Copy every line of the listing that holds the string "icon".

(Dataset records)
★ ★ ★

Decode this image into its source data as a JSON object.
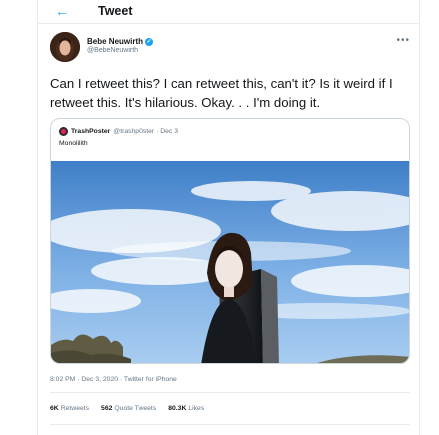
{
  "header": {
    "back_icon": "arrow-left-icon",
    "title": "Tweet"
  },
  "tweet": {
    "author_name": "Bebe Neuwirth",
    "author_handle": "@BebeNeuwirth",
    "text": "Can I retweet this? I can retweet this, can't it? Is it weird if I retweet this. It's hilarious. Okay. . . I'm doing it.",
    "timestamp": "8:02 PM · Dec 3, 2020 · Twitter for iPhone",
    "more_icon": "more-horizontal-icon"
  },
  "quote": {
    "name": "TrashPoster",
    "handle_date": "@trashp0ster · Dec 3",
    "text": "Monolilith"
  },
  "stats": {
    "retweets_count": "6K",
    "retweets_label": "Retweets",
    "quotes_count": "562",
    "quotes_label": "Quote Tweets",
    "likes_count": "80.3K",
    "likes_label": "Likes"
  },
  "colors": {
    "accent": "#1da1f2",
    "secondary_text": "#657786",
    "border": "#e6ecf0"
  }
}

★ ★ ★

Answer to this exercise -
    "back_icon": "arrow-left-icon",
    "more_icon": "more-horizontal-icon"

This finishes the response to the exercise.